• **Tarefas propostas**:
1 – Indique se cada uma das afirmações seguintes está de acordo com o texto sobre a Praia da Amália, respondendo sim ou não e citando as palavras do texto que o comprovam: (a) a Praia do Brejão é mais conhecida por outro nome; (b) a propriedade que pertenceu a Amália continua habitada; (c) os degraus até ao areal foram construídos por ordem de Amália.
2 – Transcreva integralmente, das entradas, o trecho que vai da linha que contém "to-email-continued: .com bbox=[103, 517, 143, 547]" até à linha que contém "to-value: Dhairya Jain", ambas incluídas.

==== Texto ====

Andávamos há uns tempos com esta ideia na cabeça: dar um passeio pelo extremo
sul da costa alentejana e ficar um dia inteiro na Praia do Brejão, mais conhecida por
Praia da Amália. E foi assim que no Verão passado um grupo de madrugadores partiu
Alentejo fora, a caminho da praia dela.
À chegada, pegámos em farnéis e geleiras e lá iniciámos a descida através de densa
vegetação entre um riacho e a propriedade agora abandonada que pertenceu a
Amália. Através dos arbustos, vislumbrava-se a casa, ainda com as flores grandes
de cores garridas que ela própria pintou, aqui e ali, no branco das paredes. Mais
abaixo, junto à falésia, a azenha onde ela costumava sentar-se quando passeava por
aquela paisagem soberba. A partir daí, a descida faz-se pelos degraus que ela mandou
construir até ao areal.

==== Dados fornecidos ====

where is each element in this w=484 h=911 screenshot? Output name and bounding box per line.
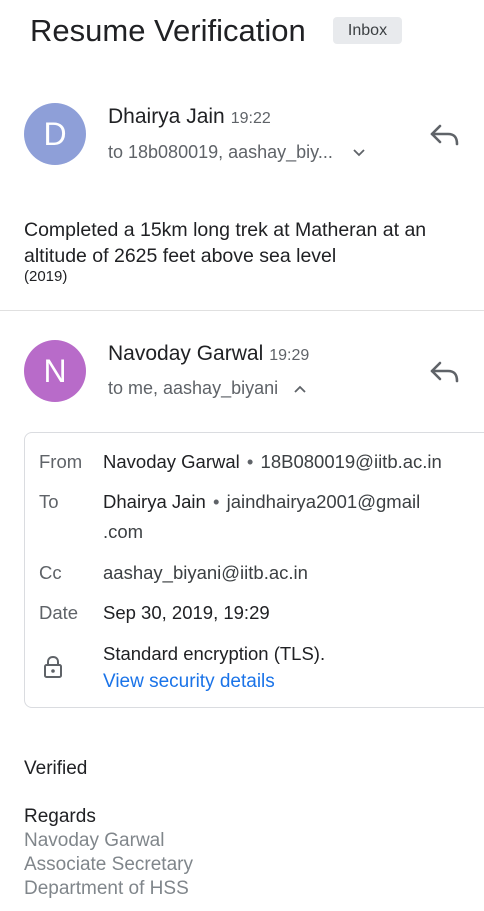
to-email-continued: .com bbox=[103, 517, 143, 547]
date-value: Sep 30, 2019, 19:29 bbox=[103, 602, 270, 623]
view-security-details-link[interactable]: View security details bbox=[103, 669, 275, 695]
sender-name: Navoday Garwal bbox=[108, 342, 264, 365]
message-header-sender[interactable]: Dhairya Jain 19:22 bbox=[108, 103, 271, 133]
separator-dot: • bbox=[212, 491, 220, 512]
date-label: Date bbox=[39, 602, 79, 623]
recipients-text: to me, aashay_biyani bbox=[108, 378, 279, 398]
from-label: From bbox=[39, 451, 83, 472]
inbox-label-badge[interactable]: Inbox bbox=[333, 17, 402, 44]
cc-value: aashay_biyani@iitb.ac.in bbox=[103, 558, 308, 588]
cc-label: Cc bbox=[39, 562, 62, 583]
reply-icon[interactable] bbox=[428, 118, 462, 152]
signature-title: Associate Secretary bbox=[24, 854, 193, 875]
reply-icon[interactable] bbox=[428, 355, 462, 389]
from-email[interactable]: 18B080019@iitb.ac.in bbox=[261, 451, 442, 472]
message-body-note: (2019) bbox=[24, 268, 68, 285]
message-body-line: altitude of 2625 feet above sea level bbox=[24, 245, 337, 267]
lock-icon bbox=[42, 655, 64, 679]
avatar[interactable]: N bbox=[24, 340, 86, 402]
to-email[interactable]: jaindhairya2001@gmail bbox=[227, 491, 421, 512]
message-body-line: Completed a 15km long trek at Matheran a… bbox=[24, 219, 427, 241]
sender-name: Dhairya Jain bbox=[108, 105, 225, 128]
message-divider bbox=[0, 310, 484, 311]
message-time: 19:22 bbox=[230, 110, 271, 127]
recipients-text: to 18b080019, aashay_biy... bbox=[108, 142, 333, 162]
signature-regards: Regards bbox=[24, 806, 96, 827]
message-header-sender[interactable]: Navoday Garwal 19:29 bbox=[108, 340, 309, 370]
separator-dot: • bbox=[246, 451, 254, 472]
to-label: To bbox=[39, 491, 59, 512]
recipients-summary[interactable]: to me, aashay_biyani bbox=[108, 375, 307, 403]
email-subject: Resume Verification bbox=[30, 13, 306, 48]
message-body-text: Verified bbox=[24, 758, 88, 779]
message-time: 19:29 bbox=[269, 347, 310, 364]
chevron-up-icon[interactable] bbox=[293, 377, 307, 403]
to-value: Dhairya Jain • jaindhairya2001@gmail bbox=[103, 487, 420, 517]
to-email-part[interactable]: .com bbox=[103, 521, 143, 542]
encryption-text: Standard encryption (TLS). bbox=[103, 643, 326, 664]
signature-name: Navoday Garwal bbox=[24, 830, 165, 851]
chevron-down-icon[interactable] bbox=[352, 141, 366, 167]
to-name: Dhairya Jain bbox=[103, 491, 206, 512]
from-value: Navoday Garwal • 18B080019@iitb.ac.in bbox=[103, 447, 442, 477]
recipients-summary[interactable]: to 18b080019, aashay_biy... bbox=[108, 139, 366, 167]
from-name: Navoday Garwal bbox=[103, 451, 240, 472]
avatar[interactable]: D bbox=[24, 103, 86, 165]
signature-department: Department of HSS bbox=[24, 878, 189, 899]
cc-email[interactable]: aashay_biyani@iitb.ac.in bbox=[103, 562, 308, 583]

====

• **Respostas do exercício**:
1 –
(a) Sim: "Praia do Brejão, mais conhecida por Praia da Amália".
(b) Não: "a propriedade agora abandonada que pertenceu a Amália".
(c) Sim: "pelos degraus que ela mandou construir até ao areal".

2 –
to-email-continued: .com bbox=[103, 517, 143, 547]
date-value: Sep 30, 2019, 19:29 bbox=[103, 602, 270, 623]
view-security-details-link[interactable]: View security details bbox=[103, 669, 275, 695]
sender-name: Navoday Garwal bbox=[108, 342, 264, 365]
message-header-sender[interactable]: Dhairya Jain 19:22 bbox=[108, 103, 271, 133]
separator-dot: • bbox=[212, 491, 220, 512]
date-label: Date bbox=[39, 602, 79, 623]
recipients-text: to me, aashay_biyani bbox=[108, 378, 279, 398]
from-label: From bbox=[39, 451, 83, 472]
inbox-label-badge[interactable]: Inbox bbox=[333, 17, 402, 44]
cc-value: aashay_biyani@iitb.ac.in bbox=[103, 558, 308, 588]
cc-label: Cc bbox=[39, 562, 62, 583]
reply-icon[interactable] bbox=[428, 118, 462, 152]
signature-title: Associate Secretary bbox=[24, 854, 193, 875]
reply-icon[interactable] bbox=[428, 355, 462, 389]
from-email[interactable]: 18B080019@iitb.ac.in bbox=[261, 451, 442, 472]
message-body-note: (2019) bbox=[24, 268, 68, 285]
message-body-line: altitude of 2625 feet above sea level bbox=[24, 245, 337, 267]
lock-icon bbox=[42, 655, 64, 679]
avatar[interactable]: N bbox=[24, 340, 86, 402]
to-email[interactable]: jaindhairya2001@gmail bbox=[227, 491, 421, 512]
message-body-line: Completed a 15km long trek at Matheran a… bbox=[24, 219, 427, 241]
sender-name: Dhairya Jain bbox=[108, 105, 225, 128]
message-divider bbox=[0, 310, 484, 311]
message-time: 19:22 bbox=[230, 110, 271, 127]
recipients-text: to 18b080019, aashay_biy... bbox=[108, 142, 333, 162]
signature-regards: Regards bbox=[24, 806, 96, 827]
message-header-sender[interactable]: Navoday Garwal 19:29 bbox=[108, 340, 309, 370]
separator-dot: • bbox=[246, 451, 254, 472]
to-label: To bbox=[39, 491, 59, 512]
recipients-summary[interactable]: to me, aashay_biyani bbox=[108, 375, 307, 403]
email-subject: Resume Verification bbox=[30, 13, 306, 48]
message-body-text: Verified bbox=[24, 758, 88, 779]
message-time: 19:29 bbox=[269, 347, 310, 364]
chevron-up-icon[interactable] bbox=[293, 377, 307, 403]
to-value: Dhairya Jain • jaindhairya2001@gmail bbox=[103, 487, 420, 517]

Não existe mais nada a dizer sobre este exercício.